Arrange everything from the first line down to the line containing "list-divider bbox=[129, 366, 232, 367]", both included, as a JSON list of strings with one string per line and any blank lines left out.

== == ==

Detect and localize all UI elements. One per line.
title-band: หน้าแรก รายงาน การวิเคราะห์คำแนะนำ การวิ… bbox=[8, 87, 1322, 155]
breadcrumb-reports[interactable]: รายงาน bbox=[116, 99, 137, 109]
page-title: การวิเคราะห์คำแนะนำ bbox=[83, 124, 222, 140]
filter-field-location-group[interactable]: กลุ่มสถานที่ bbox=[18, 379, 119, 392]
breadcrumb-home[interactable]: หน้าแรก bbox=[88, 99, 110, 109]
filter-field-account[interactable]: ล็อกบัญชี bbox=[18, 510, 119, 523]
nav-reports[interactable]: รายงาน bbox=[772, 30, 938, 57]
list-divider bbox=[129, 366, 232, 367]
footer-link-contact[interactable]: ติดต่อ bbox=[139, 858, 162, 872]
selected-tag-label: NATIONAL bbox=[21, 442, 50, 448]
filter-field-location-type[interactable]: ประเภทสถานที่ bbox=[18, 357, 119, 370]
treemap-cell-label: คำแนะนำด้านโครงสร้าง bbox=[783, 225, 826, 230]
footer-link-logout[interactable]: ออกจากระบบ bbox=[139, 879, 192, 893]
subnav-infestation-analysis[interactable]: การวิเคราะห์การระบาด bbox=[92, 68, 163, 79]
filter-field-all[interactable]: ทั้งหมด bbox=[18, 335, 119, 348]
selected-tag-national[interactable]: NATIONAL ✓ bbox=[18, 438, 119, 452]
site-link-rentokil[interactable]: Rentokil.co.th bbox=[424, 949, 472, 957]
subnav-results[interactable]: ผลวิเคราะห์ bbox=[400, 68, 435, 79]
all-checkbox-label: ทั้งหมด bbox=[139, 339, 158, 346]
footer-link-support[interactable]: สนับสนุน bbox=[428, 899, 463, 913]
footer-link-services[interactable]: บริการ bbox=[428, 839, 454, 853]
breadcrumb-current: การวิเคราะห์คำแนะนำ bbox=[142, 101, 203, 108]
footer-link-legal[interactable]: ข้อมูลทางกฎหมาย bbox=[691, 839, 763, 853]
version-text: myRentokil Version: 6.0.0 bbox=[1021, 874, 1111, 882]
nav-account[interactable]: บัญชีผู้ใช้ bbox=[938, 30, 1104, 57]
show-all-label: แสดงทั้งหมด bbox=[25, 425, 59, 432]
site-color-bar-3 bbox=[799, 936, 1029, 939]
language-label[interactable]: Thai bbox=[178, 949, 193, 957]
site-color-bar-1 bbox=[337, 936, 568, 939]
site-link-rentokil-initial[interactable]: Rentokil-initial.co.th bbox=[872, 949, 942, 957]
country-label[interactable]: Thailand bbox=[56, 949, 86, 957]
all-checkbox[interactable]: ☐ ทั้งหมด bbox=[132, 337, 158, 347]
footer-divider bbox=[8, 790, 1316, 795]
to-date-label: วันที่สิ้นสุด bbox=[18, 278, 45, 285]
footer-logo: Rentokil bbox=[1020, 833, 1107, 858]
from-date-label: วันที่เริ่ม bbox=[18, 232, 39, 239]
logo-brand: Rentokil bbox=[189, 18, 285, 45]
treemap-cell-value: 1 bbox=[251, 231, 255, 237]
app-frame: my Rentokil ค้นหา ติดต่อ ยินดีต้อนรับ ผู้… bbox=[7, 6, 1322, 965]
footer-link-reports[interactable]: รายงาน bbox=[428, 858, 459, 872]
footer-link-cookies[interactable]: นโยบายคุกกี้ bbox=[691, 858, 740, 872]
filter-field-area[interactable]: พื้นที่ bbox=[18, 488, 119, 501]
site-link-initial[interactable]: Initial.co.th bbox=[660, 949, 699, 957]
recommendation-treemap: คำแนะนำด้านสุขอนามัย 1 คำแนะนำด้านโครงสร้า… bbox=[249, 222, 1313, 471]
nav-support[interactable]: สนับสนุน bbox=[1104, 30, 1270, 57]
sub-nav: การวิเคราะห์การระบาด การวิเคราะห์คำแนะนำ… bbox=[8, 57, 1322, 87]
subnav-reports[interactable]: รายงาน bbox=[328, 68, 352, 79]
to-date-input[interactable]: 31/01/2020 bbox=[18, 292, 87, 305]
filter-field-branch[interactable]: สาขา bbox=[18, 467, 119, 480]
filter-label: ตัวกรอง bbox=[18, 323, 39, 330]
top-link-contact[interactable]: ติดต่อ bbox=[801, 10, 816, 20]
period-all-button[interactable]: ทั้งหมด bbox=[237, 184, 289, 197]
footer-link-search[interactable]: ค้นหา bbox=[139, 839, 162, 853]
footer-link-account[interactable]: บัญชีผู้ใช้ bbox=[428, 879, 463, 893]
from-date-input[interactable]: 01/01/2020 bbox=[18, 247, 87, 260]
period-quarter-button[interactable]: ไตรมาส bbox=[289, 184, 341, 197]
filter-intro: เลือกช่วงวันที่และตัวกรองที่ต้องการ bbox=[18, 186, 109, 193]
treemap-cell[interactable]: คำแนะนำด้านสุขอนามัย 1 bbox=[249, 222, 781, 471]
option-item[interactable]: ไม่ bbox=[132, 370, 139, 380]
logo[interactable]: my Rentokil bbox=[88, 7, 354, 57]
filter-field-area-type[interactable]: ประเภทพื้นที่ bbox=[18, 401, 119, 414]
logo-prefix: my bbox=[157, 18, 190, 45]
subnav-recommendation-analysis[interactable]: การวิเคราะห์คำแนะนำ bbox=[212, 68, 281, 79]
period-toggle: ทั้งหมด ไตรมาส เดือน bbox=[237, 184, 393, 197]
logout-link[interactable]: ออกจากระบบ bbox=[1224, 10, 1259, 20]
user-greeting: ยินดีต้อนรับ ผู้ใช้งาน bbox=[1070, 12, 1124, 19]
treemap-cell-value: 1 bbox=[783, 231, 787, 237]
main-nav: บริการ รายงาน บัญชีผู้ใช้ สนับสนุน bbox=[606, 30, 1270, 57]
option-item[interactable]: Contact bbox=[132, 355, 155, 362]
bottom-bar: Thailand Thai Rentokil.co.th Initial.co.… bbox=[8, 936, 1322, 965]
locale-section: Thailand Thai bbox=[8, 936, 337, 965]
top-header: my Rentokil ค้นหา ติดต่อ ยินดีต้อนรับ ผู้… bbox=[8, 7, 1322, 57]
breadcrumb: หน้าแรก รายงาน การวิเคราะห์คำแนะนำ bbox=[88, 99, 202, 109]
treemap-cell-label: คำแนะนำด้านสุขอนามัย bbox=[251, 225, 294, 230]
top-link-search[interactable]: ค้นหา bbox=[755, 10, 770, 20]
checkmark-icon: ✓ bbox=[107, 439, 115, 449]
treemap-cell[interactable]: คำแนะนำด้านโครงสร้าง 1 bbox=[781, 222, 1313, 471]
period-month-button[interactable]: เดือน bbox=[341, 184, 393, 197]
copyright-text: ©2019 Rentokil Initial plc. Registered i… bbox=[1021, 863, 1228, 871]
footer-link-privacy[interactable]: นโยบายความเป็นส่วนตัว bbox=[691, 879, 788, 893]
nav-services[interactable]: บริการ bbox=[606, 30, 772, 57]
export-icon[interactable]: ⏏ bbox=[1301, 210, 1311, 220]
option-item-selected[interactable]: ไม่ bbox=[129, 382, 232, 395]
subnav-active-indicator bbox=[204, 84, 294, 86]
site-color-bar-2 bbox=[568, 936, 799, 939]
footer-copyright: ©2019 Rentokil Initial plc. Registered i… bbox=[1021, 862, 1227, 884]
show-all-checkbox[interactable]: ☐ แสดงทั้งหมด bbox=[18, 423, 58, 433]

== == ==

**Result of this task**
[
  "Detect and localize all UI elements. One per line.",
  "title-band: หน้าแรก รายงาน การวิเคราะห์คำแนะนำ การวิ… bbox=[8, 87, 1322, 155]",
  "breadcrumb-reports[interactable]: รายงาน bbox=[116, 99, 137, 109]",
  "page-title: การวิเคราะห์คำแนะนำ bbox=[83, 124, 222, 140]",
  "filter-field-location-group[interactable]: กลุ่มสถานที่ bbox=[18, 379, 119, 392]",
  "breadcrumb-home[interactable]: หน้าแรก bbox=[88, 99, 110, 109]",
  "filter-field-account[interactable]: ล็อกบัญชี bbox=[18, 510, 119, 523]",
  "nav-reports[interactable]: รายงาน bbox=[772, 30, 938, 57]",
  "list-divider bbox=[129, 366, 232, 367]"
]